◆ EXERCISE REQUIREMENTS
Only a number is wanted: the count of lines in this listing that contain "JSON".
---------------
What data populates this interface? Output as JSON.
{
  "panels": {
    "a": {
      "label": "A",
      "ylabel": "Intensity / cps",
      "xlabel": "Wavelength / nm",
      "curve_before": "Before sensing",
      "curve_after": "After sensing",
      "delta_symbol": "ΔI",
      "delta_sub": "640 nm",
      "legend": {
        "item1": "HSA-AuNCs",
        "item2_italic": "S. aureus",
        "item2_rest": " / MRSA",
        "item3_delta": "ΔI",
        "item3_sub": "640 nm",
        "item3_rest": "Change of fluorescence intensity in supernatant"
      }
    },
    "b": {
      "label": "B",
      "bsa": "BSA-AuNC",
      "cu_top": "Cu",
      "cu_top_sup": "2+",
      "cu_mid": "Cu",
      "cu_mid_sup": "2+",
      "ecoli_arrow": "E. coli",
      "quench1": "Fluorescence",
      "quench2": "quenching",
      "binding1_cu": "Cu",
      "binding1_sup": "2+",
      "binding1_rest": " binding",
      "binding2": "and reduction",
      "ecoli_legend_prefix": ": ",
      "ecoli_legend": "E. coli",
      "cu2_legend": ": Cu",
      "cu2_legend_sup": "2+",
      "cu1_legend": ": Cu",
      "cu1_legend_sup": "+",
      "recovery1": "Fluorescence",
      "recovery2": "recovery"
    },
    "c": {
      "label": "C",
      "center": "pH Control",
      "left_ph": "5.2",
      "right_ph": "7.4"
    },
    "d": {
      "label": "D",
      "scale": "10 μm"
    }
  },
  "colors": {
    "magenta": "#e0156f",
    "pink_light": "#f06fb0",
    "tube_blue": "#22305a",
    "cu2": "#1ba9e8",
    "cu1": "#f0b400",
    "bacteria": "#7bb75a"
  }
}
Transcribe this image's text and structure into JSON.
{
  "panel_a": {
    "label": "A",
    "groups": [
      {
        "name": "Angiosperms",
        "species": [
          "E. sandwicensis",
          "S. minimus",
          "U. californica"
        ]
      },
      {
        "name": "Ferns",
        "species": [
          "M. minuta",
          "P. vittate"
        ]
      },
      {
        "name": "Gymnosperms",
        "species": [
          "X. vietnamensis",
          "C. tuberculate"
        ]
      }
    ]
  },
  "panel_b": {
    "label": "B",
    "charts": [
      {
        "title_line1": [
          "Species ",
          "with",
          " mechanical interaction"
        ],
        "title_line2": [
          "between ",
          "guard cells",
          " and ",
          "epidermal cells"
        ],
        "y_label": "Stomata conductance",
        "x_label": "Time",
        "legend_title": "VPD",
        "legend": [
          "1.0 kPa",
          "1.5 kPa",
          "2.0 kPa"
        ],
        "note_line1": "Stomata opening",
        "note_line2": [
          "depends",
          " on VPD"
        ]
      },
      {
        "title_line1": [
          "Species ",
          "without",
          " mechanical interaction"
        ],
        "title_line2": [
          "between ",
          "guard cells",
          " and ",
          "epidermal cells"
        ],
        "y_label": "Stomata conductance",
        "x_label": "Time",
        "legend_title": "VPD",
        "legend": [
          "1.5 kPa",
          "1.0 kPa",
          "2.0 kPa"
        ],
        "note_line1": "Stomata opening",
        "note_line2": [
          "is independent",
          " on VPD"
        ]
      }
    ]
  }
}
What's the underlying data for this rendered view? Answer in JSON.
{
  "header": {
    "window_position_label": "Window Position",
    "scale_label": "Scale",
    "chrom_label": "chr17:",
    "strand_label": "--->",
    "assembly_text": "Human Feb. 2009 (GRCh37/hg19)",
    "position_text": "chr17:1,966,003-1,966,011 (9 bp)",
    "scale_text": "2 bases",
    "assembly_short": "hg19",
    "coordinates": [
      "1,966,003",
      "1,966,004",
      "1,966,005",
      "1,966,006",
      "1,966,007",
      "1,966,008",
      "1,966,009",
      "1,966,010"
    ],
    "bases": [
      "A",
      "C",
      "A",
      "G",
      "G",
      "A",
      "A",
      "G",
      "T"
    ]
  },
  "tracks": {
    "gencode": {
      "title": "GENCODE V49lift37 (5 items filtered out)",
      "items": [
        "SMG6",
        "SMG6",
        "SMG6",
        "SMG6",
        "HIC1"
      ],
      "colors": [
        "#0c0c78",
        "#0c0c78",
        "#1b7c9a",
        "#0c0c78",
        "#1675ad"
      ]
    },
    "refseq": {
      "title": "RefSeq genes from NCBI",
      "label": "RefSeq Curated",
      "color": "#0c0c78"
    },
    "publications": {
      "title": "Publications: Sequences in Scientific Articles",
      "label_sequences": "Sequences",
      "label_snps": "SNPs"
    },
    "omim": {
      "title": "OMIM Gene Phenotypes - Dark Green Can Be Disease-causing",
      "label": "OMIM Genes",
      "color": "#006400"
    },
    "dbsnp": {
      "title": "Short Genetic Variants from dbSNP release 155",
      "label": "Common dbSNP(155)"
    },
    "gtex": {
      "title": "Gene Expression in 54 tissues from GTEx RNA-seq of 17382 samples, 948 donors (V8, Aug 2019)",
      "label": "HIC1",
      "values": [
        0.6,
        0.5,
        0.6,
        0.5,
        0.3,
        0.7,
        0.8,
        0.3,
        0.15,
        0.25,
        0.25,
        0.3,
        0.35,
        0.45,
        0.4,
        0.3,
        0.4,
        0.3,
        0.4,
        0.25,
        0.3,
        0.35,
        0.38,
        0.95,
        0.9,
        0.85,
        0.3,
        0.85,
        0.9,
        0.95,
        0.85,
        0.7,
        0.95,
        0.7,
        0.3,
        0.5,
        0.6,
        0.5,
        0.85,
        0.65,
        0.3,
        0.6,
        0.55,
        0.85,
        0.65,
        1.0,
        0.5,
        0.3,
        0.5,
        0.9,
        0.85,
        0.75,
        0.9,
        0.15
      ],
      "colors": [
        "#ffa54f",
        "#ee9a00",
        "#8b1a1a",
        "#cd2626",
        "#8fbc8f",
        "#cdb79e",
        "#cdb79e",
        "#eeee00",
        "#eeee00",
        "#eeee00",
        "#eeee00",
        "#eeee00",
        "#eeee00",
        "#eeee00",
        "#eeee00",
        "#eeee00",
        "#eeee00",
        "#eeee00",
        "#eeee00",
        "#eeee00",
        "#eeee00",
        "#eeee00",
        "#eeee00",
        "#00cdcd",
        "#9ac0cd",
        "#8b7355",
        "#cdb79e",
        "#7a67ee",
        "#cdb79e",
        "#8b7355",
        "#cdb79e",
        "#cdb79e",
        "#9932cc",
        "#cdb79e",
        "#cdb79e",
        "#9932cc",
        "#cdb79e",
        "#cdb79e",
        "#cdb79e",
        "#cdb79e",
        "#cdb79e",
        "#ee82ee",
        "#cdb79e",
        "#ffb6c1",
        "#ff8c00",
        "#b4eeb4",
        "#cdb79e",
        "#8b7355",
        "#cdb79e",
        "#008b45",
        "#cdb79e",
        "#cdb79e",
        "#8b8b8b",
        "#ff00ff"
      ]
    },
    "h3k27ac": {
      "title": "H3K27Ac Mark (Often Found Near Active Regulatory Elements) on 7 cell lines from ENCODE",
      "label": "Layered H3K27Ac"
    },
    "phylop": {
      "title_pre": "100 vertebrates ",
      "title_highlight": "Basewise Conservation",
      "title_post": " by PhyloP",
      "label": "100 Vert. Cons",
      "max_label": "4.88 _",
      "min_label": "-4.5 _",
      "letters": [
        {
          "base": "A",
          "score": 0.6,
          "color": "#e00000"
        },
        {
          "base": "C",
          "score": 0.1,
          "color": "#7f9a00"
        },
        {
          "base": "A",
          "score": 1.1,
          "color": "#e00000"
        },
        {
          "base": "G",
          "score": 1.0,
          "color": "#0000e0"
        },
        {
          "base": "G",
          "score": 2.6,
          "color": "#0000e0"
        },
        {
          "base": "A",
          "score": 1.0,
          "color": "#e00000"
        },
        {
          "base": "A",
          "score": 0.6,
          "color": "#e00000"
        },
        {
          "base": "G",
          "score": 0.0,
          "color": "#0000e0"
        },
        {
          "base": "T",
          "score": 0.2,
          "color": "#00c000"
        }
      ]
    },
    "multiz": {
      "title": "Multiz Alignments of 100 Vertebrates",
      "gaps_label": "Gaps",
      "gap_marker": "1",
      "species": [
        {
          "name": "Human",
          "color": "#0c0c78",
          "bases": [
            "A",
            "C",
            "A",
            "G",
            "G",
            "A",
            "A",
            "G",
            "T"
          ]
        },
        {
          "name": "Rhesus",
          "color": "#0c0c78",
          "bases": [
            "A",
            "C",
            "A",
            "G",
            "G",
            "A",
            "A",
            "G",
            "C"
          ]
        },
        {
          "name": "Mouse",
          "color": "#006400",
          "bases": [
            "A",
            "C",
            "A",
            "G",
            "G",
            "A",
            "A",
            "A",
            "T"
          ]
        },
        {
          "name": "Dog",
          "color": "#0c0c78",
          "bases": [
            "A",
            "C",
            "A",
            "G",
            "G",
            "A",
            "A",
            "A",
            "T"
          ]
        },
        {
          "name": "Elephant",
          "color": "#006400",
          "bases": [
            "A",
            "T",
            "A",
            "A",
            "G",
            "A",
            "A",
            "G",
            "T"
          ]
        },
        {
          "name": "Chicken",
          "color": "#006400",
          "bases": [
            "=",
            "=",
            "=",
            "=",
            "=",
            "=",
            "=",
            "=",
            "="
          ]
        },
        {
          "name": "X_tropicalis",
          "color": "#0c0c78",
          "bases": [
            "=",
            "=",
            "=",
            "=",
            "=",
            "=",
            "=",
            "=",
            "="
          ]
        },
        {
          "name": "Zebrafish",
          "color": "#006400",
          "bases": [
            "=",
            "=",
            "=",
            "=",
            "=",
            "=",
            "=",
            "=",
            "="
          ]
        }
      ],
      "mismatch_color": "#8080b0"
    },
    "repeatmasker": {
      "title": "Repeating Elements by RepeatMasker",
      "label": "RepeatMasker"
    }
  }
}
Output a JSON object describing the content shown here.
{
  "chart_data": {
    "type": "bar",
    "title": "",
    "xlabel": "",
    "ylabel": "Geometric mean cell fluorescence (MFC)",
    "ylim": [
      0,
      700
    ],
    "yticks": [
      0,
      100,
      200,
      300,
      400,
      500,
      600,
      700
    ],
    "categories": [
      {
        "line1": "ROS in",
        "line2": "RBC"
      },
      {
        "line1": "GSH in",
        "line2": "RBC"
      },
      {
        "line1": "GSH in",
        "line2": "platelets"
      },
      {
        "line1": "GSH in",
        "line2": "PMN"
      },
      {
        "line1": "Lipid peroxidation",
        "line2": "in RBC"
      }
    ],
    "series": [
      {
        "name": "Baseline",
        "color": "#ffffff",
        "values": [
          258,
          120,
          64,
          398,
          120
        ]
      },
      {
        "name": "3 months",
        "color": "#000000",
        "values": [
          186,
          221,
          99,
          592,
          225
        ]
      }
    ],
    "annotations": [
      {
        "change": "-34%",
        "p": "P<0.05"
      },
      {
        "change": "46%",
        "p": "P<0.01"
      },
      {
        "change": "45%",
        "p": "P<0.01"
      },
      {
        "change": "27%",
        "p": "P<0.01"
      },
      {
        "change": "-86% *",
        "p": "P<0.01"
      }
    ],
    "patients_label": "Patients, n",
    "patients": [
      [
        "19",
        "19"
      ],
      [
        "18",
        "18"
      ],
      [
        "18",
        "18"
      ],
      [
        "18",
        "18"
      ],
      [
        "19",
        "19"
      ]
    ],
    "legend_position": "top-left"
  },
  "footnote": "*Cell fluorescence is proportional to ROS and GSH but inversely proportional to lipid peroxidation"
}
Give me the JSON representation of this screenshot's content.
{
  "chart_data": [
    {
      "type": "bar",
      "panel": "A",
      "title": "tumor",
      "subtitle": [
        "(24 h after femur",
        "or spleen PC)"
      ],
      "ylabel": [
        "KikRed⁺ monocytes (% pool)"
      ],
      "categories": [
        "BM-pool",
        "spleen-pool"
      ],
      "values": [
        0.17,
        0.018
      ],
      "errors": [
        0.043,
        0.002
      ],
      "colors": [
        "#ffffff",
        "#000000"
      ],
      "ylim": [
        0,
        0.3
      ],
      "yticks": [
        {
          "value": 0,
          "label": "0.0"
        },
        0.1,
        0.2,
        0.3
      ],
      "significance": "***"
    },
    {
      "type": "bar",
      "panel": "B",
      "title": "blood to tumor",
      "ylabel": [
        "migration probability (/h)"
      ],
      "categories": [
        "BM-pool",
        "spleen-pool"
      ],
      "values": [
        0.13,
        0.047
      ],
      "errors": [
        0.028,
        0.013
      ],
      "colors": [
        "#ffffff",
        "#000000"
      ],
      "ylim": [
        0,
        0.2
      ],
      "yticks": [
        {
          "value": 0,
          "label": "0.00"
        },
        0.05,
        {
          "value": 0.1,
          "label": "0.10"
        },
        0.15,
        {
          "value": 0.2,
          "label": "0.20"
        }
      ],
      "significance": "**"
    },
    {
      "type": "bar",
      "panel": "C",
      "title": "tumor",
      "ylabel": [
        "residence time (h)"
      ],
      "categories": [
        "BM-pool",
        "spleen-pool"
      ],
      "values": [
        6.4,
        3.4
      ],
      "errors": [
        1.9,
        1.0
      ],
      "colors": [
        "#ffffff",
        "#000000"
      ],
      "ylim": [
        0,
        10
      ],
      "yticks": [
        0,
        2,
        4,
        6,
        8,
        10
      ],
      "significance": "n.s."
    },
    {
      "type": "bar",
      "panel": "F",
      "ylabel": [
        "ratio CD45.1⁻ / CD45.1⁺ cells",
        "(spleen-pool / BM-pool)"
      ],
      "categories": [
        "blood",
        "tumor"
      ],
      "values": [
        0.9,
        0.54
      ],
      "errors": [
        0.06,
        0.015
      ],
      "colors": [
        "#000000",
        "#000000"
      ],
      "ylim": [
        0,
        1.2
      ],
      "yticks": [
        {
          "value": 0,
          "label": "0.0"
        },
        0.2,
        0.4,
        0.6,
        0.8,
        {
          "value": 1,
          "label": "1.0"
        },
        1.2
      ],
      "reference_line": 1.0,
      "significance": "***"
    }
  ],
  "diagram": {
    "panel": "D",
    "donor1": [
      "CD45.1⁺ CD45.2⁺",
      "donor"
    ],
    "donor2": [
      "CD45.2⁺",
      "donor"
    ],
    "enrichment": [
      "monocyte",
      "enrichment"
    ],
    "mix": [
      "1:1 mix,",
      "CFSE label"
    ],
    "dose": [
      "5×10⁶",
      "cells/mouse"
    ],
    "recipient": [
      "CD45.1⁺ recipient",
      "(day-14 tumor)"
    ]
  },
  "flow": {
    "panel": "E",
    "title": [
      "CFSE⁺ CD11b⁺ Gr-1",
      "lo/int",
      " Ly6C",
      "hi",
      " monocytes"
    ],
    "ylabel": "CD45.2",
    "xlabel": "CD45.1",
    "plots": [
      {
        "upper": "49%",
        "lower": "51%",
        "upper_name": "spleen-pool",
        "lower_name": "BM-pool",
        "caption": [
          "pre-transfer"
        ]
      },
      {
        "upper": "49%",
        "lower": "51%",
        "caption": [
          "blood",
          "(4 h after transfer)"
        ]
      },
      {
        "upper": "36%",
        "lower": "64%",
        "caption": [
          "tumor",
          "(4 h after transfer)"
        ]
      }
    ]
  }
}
---------------
◆ FINISHED EXERCISE
5